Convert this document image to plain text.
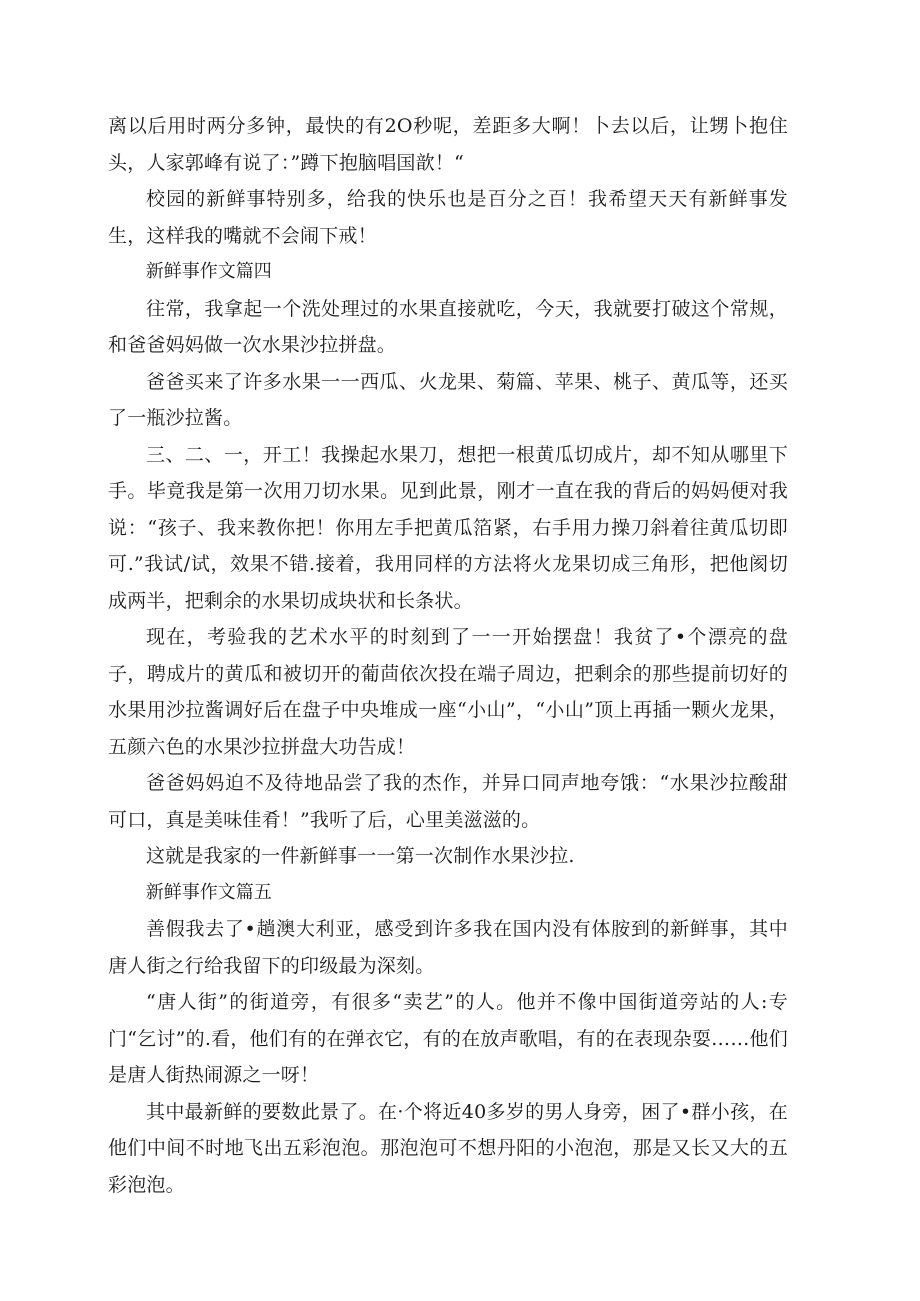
离以后用时两分多钟，最快的有2O秒呢，差距多大啊！卜去以后，让甥卜抱住头，人家郭峰有说了：”蹲下抱脑唱国歆！“

校园的新鲜事特别多，给我的快乐也是百分之百！我希望天天有新鲜事发生，这样我的嘴就不会闹下戒！

新鲜事作文篇四

往常，我拿起一个洗处理过的水果直接就吃，今天，我就要打破这个常规，和爸爸妈妈做一次水果沙拉拼盘。

爸爸买来了许多水果一一西瓜、火龙果、菊篇、苹果、桃子、黄瓜等，还买了一瓶沙拉酱。

三、二、一，开工！我操起水果刀，想把一根黄瓜切成片，却不知从哪里下手。毕竟我是第一次用刀切水果。见到此景，刚才一直在我的背后的妈妈便对我说：“孩子、我来教你把！你用左手把黄瓜箔紧，右手用力操刀斜着往黄瓜切即可.”我试/试，效果不错.接着，我用同样的方法将火龙果切成三角形，把他阂切成两半，把剩余的水果切成块状和长条状。

现在，考验我的艺术水平的时刻到了一一开始摆盘！我贫了•个漂亮的盘子，聘成片的黄瓜和被切开的葡茴依次投在端子周边，把剩余的那些提前切好的水果用沙拉酱调好后在盘子中央堆成一座“小山”，“小山”顶上再插一颗火龙果，五颜六色的水果沙拉拼盘大功告成！

爸爸妈妈迫不及待地品尝了我的杰作，并异口同声地夸饿：“水果沙拉酸甜可口，真是美味佳肴！”我听了后，心里美滋滋的。

这就是我家的一件新鲜事一一第一次制作水果沙拉.

新鲜事作文篇五

善假我去了•趟澳大利亚，感受到许多我在国内没有体胺到的新鲜事，其中唐人街之行给我留下的印级最为深刻。

“唐人街”的街道旁，有很多“卖艺”的人。他并不像中国街道旁站的人:专门“乞讨”的.看，他们有的在弹衣它，有的在放声歌唱，有的在表现杂耍……他们是唐人街热闹源之一呀！

其中最新鲜的要数此景了。在·个将近40多岁的男人身旁，困了•群小孩，在他们中间不时地飞出五彩泡泡。那泡泡可不想丹阳的小泡泡，那是又长又大的五彩泡泡。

====

### Brief
Working from the lines above, reproduce the material exactly and exclude its pictures.

### The response
Convert this document image to plain text.
离以后用时两分多钟，最快的有2O秒呢，差距多大啊！卜去以后，让甥卜抱住头，人家郭峰有说了：”蹲下抱脑唱国歆！“

校园的新鲜事特别多，给我的快乐也是百分之百！我希望天天有新鲜事发生，这样我的嘴就不会闹下戒！

新鲜事作文篇四

往常，我拿起一个洗处理过的水果直接就吃，今天，我就要打破这个常规，和爸爸妈妈做一次水果沙拉拼盘。

爸爸买来了许多水果一一西瓜、火龙果、菊篇、苹果、桃子、黄瓜等，还买了一瓶沙拉酱。

三、二、一，开工！我操起水果刀，想把一根黄瓜切成片，却不知从哪里下手。毕竟我是第一次用刀切水果。见到此景，刚才一直在我的背后的妈妈便对我说：“孩子、我来教你把！你用左手把黄瓜箔紧，右手用力操刀斜着往黄瓜切即可.”我试/试，效果不错.接着，我用同样的方法将火龙果切成三角形，把他阂切成两半，把剩余的水果切成块状和长条状。

现在，考验我的艺术水平的时刻到了一一开始摆盘！我贫了•个漂亮的盘子，聘成片的黄瓜和被切开的葡茴依次投在端子周边，把剩余的那些提前切好的水果用沙拉酱调好后在盘子中央堆成一座“小山”，“小山”顶上再插一颗火龙果，五颜六色的水果沙拉拼盘大功告成！

爸爸妈妈迫不及待地品尝了我的杰作，并异口同声地夸饿：“水果沙拉酸甜可口，真是美味佳肴！”我听了后，心里美滋滋的。

这就是我家的一件新鲜事一一第一次制作水果沙拉.

新鲜事作文篇五

善假我去了•趟澳大利亚，感受到许多我在国内没有体胺到的新鲜事，其中唐人街之行给我留下的印级最为深刻。

“唐人街”的街道旁，有很多“卖艺”的人。他并不像中国街道旁站的人:专门“乞讨”的.看，他们有的在弹衣它，有的在放声歌唱，有的在表现杂耍……他们是唐人街热闹源之一呀！

其中最新鲜的要数此景了。在·个将近40多岁的男人身旁，困了•群小孩，在他们中间不时地飞出五彩泡泡。那泡泡可不想丹阳的小泡泡，那是又长又大的五彩泡泡。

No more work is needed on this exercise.